• EXERCISE DIRECTIONS: Word for word, retype every entry in the listing.

• RECORD LIST:

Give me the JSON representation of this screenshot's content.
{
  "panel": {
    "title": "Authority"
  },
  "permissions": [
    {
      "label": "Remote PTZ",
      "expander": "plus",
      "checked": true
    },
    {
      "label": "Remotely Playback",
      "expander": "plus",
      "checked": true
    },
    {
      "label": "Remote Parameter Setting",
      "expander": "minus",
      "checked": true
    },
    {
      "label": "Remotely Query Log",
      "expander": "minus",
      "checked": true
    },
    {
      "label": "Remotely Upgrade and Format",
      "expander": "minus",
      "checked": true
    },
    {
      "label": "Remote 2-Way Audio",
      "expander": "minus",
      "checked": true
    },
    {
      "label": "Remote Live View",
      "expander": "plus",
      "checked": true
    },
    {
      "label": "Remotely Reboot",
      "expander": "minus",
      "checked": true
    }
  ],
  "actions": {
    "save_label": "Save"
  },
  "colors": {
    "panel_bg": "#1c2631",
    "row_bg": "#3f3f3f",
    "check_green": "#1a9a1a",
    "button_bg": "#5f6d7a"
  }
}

• RESULT BELOW:
Give me the JSON representation of this screenshot's content.
{
  "panel": {
    "title": "Authority"
  },
  "permissions": [
    {
      "label": "Remote PTZ",
      "expander": "plus",
      "checked": true
    },
    {
      "label": "Remotely Playback",
      "expander": "plus",
      "checked": true
    },
    {
      "label": "Remote Parameter Setting",
      "expander": "minus",
      "checked": true
    },
    {
      "label": "Remotely Query Log",
      "expander": "minus",
      "checked": true
    },
    {
      "label": "Remotely Upgrade and Format",
      "expander": "minus",
      "checked": true
    },
    {
      "label": "Remote 2-Way Audio",
      "expander": "minus",
      "checked": true
    },
    {
      "label": "Remote Live View",
      "expander": "plus",
      "checked": true
    },
    {
      "label": "Remotely Reboot",
      "expander": "minus",
      "checked": true
    }
  ],
  "actions": {
    "save_label": "Save"
  },
  "colors": {
    "panel_bg": "#1c2631",
    "row_bg": "#3f3f3f",
    "check_green": "#1a9a1a",
    "button_bg": "#5f6d7a"
  }
}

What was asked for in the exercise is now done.